-- Given request --
Please give the data below again in full, exactly as it stands.

────────────────────────────────────────

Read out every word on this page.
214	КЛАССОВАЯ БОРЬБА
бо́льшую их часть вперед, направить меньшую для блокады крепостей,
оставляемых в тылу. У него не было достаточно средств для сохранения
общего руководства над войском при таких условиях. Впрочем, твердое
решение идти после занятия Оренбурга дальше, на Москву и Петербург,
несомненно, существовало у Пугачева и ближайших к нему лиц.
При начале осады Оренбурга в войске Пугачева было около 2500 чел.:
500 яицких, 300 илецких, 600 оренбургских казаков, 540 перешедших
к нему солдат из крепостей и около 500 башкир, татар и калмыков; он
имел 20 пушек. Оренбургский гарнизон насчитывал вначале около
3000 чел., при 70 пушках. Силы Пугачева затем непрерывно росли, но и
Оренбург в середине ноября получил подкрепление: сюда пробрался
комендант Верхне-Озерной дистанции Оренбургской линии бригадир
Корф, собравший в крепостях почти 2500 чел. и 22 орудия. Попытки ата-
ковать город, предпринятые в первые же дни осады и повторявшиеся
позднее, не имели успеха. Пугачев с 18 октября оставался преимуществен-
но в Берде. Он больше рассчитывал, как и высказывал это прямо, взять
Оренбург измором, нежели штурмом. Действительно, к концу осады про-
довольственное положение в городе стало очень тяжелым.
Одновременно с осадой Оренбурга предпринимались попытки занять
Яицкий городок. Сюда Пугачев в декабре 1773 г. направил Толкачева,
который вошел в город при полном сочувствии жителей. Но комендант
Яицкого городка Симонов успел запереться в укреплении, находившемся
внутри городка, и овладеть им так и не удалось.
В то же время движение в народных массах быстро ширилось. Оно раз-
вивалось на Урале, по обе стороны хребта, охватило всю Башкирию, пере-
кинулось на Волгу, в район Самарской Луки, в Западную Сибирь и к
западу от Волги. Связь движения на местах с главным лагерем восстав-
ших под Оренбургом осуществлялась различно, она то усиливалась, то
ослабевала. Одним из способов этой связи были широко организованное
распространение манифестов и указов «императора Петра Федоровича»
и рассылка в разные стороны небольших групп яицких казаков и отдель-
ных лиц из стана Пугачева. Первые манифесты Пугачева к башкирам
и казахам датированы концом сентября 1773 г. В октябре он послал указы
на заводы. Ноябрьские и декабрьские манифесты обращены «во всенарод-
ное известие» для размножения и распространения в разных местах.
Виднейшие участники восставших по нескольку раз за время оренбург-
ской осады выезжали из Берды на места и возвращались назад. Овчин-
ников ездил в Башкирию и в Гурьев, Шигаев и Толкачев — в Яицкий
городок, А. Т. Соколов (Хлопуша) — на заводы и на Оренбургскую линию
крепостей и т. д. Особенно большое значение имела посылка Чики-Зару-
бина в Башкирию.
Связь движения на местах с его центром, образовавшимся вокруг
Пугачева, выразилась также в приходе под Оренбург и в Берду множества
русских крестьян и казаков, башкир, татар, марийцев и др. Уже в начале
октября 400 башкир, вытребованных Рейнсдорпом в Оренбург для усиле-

────────────────────────────────────────

-- Exercise result --
Read out every word on this page.
214	КЛАССОВАЯ БОРЬБА
бо́льшую их часть вперед, направить меньшую для блокады крепостей,
оставляемых в тылу. У него не было достаточно средств для сохранения
общего руководства над войском при таких условиях. Впрочем, твердое
решение идти после занятия Оренбурга дальше, на Москву и Петербург,
несомненно, существовало у Пугачева и ближайших к нему лиц.
При начале осады Оренбурга в войске Пугачева было около 2500 чел.:
500 яицких, 300 илецких, 600 оренбургских казаков, 540 перешедших
к нему солдат из крепостей и около 500 башкир, татар и калмыков; он
имел 20 пушек. Оренбургский гарнизон насчитывал вначале около
3000 чел., при 70 пушках. Силы Пугачева затем непрерывно росли, но и
Оренбург в середине ноября получил подкрепление: сюда пробрался
комендант Верхне-Озерной дистанции Оренбургской линии бригадир
Корф, собравший в крепостях почти 2500 чел. и 22 орудия. Попытки ата-
ковать город, предпринятые в первые же дни осады и повторявшиеся
позднее, не имели успеха. Пугачев с 18 октября оставался преимуществен-
но в Берде. Он больше рассчитывал, как и высказывал это прямо, взять
Оренбург измором, нежели штурмом. Действительно, к концу осады про-
довольственное положение в городе стало очень тяжелым.
Одновременно с осадой Оренбурга предпринимались попытки занять
Яицкий городок. Сюда Пугачев в декабре 1773 г. направил Толкачева,
который вошел в город при полном сочувствии жителей. Но комендант
Яицкого городка Симонов успел запереться в укреплении, находившемся
внутри городка, и овладеть им так и не удалось.
В то же время движение в народных массах быстро ширилось. Оно раз-
вивалось на Урале, по обе стороны хребта, охватило всю Башкирию, пере-
кинулось на Волгу, в район Самарской Луки, в Западную Сибирь и к
западу от Волги. Связь движения на местах с главным лагерем восстав-
ших под Оренбургом осуществлялась различно, она то усиливалась, то
ослабевала. Одним из способов этой связи были широко организованное
распространение манифестов и указов «императора Петра Федоровича»
и рассылка в разные стороны небольших групп яицких казаков и отдель-
ных лиц из стана Пугачева. Первые манифесты Пугачева к башкирам
и казахам датированы концом сентября 1773 г. В октябре он послал указы
на заводы. Ноябрьские и декабрьские манифесты обращены «во всенарод-
ное известие» для размножения и распространения в разных местах.
Виднейшие участники восставших по нескольку раз за время оренбург-
ской осады выезжали из Берды на места и возвращались назад. Овчин-
ников ездил в Башкирию и в Гурьев, Шигаев и Толкачев — в Яицкий
городок, А. Т. Соколов (Хлопуша) — на заводы и на Оренбургскую линию
крепостей и т. д. Особенно большое значение имела посылка Чики-Зару-
бина в Башкирию.
Связь движения на местах с его центром, образовавшимся вокруг
Пугачева, выразилась также в приходе под Оренбург и в Берду множества
русских крестьян и казаков, башкир, татар, марийцев и др. Уже в начале
октября 400 башкир, вытребованных Рейнсдорпом в Оренбург для усиле-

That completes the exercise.